Work required –
Copy the records that follow exactly as written, but not their pictures.
======
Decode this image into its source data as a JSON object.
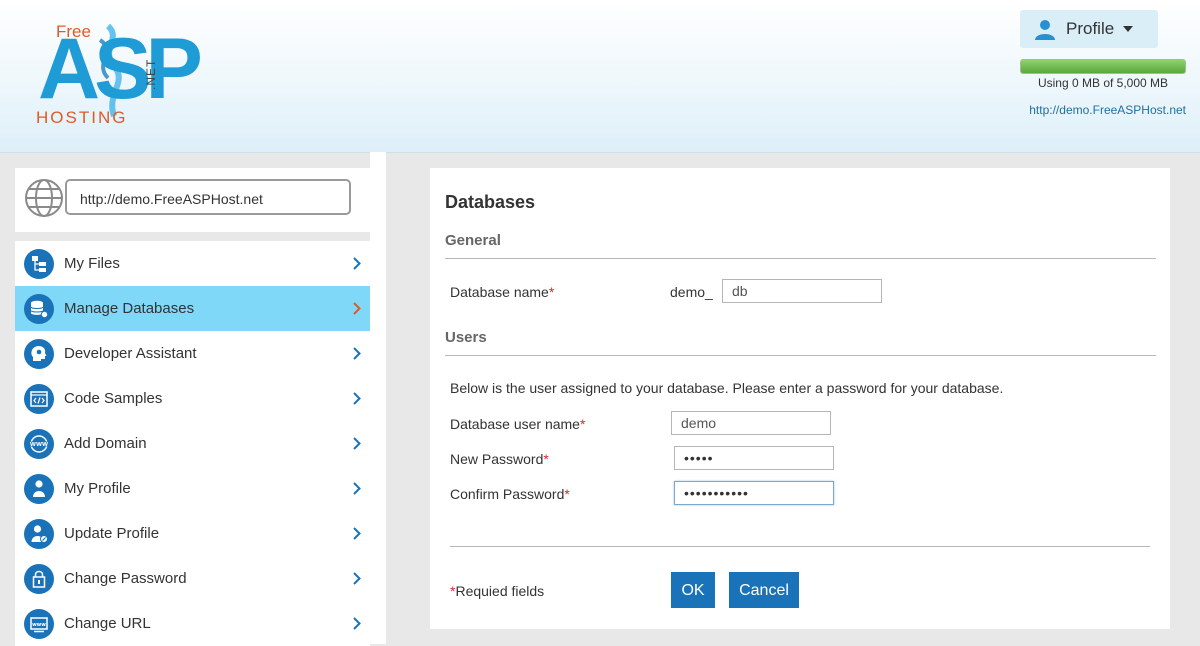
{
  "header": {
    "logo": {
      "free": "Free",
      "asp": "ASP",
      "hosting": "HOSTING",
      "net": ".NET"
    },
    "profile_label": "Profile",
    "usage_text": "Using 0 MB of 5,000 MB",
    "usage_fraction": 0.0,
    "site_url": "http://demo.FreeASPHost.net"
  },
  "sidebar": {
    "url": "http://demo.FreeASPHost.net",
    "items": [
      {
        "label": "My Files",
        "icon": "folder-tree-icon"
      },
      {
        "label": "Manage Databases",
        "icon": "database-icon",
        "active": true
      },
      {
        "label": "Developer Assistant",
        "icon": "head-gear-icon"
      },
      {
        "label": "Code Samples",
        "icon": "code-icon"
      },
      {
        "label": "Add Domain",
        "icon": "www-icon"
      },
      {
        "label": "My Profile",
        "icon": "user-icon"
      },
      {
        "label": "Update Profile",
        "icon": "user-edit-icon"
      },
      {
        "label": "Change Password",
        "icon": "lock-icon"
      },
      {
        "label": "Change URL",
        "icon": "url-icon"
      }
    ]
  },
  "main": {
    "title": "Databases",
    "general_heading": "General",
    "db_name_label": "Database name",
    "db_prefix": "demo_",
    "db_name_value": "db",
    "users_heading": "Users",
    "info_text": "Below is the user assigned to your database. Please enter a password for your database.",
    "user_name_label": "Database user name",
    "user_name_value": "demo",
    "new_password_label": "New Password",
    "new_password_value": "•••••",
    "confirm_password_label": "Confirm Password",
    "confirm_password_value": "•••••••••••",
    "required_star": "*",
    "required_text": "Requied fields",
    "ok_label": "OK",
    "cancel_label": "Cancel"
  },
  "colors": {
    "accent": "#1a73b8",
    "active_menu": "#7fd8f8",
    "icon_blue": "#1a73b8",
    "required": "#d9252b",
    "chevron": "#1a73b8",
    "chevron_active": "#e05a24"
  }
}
======
Task answer –
Decode this image into its source data as a JSON object.
{
  "header": {
    "logo": {
      "free": "Free",
      "asp": "ASP",
      "hosting": "HOSTING",
      "net": ".NET"
    },
    "profile_label": "Profile",
    "usage_text": "Using 0 MB of 5,000 MB",
    "usage_fraction": 0.0,
    "site_url": "http://demo.FreeASPHost.net"
  },
  "sidebar": {
    "url": "http://demo.FreeASPHost.net",
    "items": [
      {
        "label": "My Files",
        "icon": "folder-tree-icon"
      },
      {
        "label": "Manage Databases",
        "icon": "database-icon",
        "active": true
      },
      {
        "label": "Developer Assistant",
        "icon": "head-gear-icon"
      },
      {
        "label": "Code Samples",
        "icon": "code-icon"
      },
      {
        "label": "Add Domain",
        "icon": "www-icon"
      },
      {
        "label": "My Profile",
        "icon": "user-icon"
      },
      {
        "label": "Update Profile",
        "icon": "user-edit-icon"
      },
      {
        "label": "Change Password",
        "icon": "lock-icon"
      },
      {
        "label": "Change URL",
        "icon": "url-icon"
      }
    ]
  },
  "main": {
    "title": "Databases",
    "general_heading": "General",
    "db_name_label": "Database name",
    "db_prefix": "demo_",
    "db_name_value": "db",
    "users_heading": "Users",
    "info_text": "Below is the user assigned to your database. Please enter a password for your database.",
    "user_name_label": "Database user name",
    "user_name_value": "demo",
    "new_password_label": "New Password",
    "new_password_value": "•••••",
    "confirm_password_label": "Confirm Password",
    "confirm_password_value": "•••••••••••",
    "required_star": "*",
    "required_text": "Requied fields",
    "ok_label": "OK",
    "cancel_label": "Cancel"
  },
  "colors": {
    "accent": "#1a73b8",
    "active_menu": "#7fd8f8",
    "icon_blue": "#1a73b8",
    "required": "#d9252b",
    "chevron": "#1a73b8",
    "chevron_active": "#e05a24"
  }
}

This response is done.